--- start ---

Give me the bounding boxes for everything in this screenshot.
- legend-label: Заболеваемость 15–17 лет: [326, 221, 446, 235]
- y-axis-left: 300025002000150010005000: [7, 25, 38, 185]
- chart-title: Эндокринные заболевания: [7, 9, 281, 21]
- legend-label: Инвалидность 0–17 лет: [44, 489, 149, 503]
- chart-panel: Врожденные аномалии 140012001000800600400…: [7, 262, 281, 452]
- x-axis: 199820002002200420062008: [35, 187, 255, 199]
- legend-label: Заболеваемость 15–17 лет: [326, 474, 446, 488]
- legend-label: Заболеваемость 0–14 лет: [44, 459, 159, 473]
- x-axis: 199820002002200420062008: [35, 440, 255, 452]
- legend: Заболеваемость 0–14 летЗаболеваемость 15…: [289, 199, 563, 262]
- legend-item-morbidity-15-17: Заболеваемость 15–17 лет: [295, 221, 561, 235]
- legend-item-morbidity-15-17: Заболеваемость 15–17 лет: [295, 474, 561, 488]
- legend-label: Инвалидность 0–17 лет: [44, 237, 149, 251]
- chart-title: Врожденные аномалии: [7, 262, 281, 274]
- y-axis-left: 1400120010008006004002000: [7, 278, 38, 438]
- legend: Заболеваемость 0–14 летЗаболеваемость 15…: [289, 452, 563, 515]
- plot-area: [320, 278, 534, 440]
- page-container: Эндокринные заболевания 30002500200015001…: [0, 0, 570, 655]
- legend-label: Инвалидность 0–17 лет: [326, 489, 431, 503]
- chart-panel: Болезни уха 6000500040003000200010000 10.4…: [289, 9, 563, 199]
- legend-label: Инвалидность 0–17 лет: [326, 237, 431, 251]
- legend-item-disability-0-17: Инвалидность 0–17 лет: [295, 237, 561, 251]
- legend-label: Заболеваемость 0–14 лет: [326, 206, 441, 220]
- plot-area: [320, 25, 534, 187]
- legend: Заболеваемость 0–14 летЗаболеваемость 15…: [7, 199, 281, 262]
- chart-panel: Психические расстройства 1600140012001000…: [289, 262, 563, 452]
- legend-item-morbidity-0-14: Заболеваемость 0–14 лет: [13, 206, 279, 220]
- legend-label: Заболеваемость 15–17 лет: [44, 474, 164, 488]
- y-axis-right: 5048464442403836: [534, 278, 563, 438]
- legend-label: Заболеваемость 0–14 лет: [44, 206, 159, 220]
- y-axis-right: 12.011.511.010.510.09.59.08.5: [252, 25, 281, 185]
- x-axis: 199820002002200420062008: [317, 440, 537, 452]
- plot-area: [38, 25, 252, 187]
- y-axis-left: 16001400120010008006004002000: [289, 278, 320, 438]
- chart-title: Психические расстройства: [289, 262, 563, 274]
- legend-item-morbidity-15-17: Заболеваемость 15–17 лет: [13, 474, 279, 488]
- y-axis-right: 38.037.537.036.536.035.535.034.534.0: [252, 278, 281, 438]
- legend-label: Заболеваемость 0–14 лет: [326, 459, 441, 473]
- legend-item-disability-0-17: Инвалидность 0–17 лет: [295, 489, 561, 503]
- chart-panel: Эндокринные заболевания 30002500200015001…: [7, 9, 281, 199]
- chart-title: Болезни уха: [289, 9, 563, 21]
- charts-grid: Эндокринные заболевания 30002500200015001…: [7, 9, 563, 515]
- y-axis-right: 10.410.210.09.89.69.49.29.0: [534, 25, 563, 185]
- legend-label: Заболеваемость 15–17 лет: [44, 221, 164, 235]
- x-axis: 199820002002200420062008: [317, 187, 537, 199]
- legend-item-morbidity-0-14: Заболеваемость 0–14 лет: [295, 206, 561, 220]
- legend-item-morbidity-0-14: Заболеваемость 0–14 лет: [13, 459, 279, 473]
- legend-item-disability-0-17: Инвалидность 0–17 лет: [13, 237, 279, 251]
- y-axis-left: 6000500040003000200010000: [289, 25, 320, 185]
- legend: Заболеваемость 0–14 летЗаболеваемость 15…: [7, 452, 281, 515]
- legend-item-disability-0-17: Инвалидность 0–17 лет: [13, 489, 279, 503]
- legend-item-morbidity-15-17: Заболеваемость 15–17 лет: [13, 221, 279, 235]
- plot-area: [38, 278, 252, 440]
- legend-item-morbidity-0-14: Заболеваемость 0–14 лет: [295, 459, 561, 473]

--- end ---

◆ **Objective**:
Rewrite every one of the entries above with "legend-label" renamed to "legend-text" wherever it appears, leaving everything else untouched.

◆ **Correct response**:
Give me the bounding boxes for everything in this screenshot.
- legend-text: Заболеваемость 15–17 лет: [326, 221, 446, 235]
- y-axis-left: 300025002000150010005000: [7, 25, 38, 185]
- chart-title: Эндокринные заболевания: [7, 9, 281, 21]
- legend-text: Инвалидность 0–17 лет: [44, 489, 149, 503]
- chart-panel: Врожденные аномалии 140012001000800600400…: [7, 262, 281, 452]
- x-axis: 199820002002200420062008: [35, 187, 255, 199]
- legend-text: Заболеваемость 15–17 лет: [326, 474, 446, 488]
- legend-text: Заболеваемость 0–14 лет: [44, 459, 159, 473]
- x-axis: 199820002002200420062008: [35, 440, 255, 452]
- legend: Заболеваемость 0–14 летЗаболеваемость 15…: [289, 199, 563, 262]
- legend-item-morbidity-15-17: Заболеваемость 15–17 лет: [295, 221, 561, 235]
- legend-item-morbidity-15-17: Заболеваемость 15–17 лет: [295, 474, 561, 488]
- legend-text: Инвалидность 0–17 лет: [44, 237, 149, 251]
- chart-title: Врожденные аномалии: [7, 262, 281, 274]
- y-axis-left: 1400120010008006004002000: [7, 278, 38, 438]
- legend: Заболеваемость 0–14 летЗаболеваемость 15…: [289, 452, 563, 515]
- plot-area: [320, 278, 534, 440]
- page-container: Эндокринные заболевания 30002500200015001…: [0, 0, 570, 655]
- legend-text: Инвалидность 0–17 лет: [326, 489, 431, 503]
- chart-panel: Болезни уха 6000500040003000200010000 10.4…: [289, 9, 563, 199]
- legend-text: Инвалидность 0–17 лет: [326, 237, 431, 251]
- legend-item-disability-0-17: Инвалидность 0–17 лет: [295, 237, 561, 251]
- legend-text: Заболеваемость 0–14 лет: [326, 206, 441, 220]
- plot-area: [320, 25, 534, 187]
- legend: Заболеваемость 0–14 летЗаболеваемость 15…: [7, 199, 281, 262]
- chart-panel: Психические расстройства 1600140012001000…: [289, 262, 563, 452]
- legend-item-morbidity-0-14: Заболеваемость 0–14 лет: [13, 206, 279, 220]
- legend-text: Заболеваемость 15–17 лет: [44, 474, 164, 488]
- y-axis-right: 5048464442403836: [534, 278, 563, 438]
- legend-text: Заболеваемость 0–14 лет: [44, 206, 159, 220]
- y-axis-right: 12.011.511.010.510.09.59.08.5: [252, 25, 281, 185]
- x-axis: 199820002002200420062008: [317, 440, 537, 452]
- plot-area: [38, 25, 252, 187]
- y-axis-left: 16001400120010008006004002000: [289, 278, 320, 438]
- chart-title: Психические расстройства: [289, 262, 563, 274]
- legend-item-morbidity-15-17: Заболеваемость 15–17 лет: [13, 474, 279, 488]
- y-axis-right: 38.037.537.036.536.035.535.034.534.0: [252, 278, 281, 438]
- legend-text: Заболеваемость 0–14 лет: [326, 459, 441, 473]
- legend-item-disability-0-17: Инвалидность 0–17 лет: [295, 489, 561, 503]
- chart-panel: Эндокринные заболевания 30002500200015001…: [7, 9, 281, 199]
- chart-title: Болезни уха: [289, 9, 563, 21]
- charts-grid: Эндокринные заболевания 30002500200015001…: [7, 9, 563, 515]
- y-axis-right: 10.410.210.09.89.69.49.29.0: [534, 25, 563, 185]
- legend-text: Заболеваемость 15–17 лет: [44, 221, 164, 235]
- x-axis: 199820002002200420062008: [317, 187, 537, 199]
- legend-item-morbidity-0-14: Заболеваемость 0–14 лет: [295, 206, 561, 220]
- legend-item-morbidity-0-14: Заболеваемость 0–14 лет: [13, 459, 279, 473]
- legend-item-disability-0-17: Инвалидность 0–17 лет: [13, 237, 279, 251]
- y-axis-left: 6000500040003000200010000: [289, 25, 320, 185]
- legend: Заболеваемость 0–14 летЗаболеваемость 15…: [7, 452, 281, 515]
- legend-item-disability-0-17: Инвалидность 0–17 лет: [13, 489, 279, 503]
- legend-item-morbidity-15-17: Заболеваемость 15–17 лет: [13, 221, 279, 235]
- plot-area: [38, 278, 252, 440]
- legend-item-morbidity-0-14: Заболеваемость 0–14 лет: [295, 459, 561, 473]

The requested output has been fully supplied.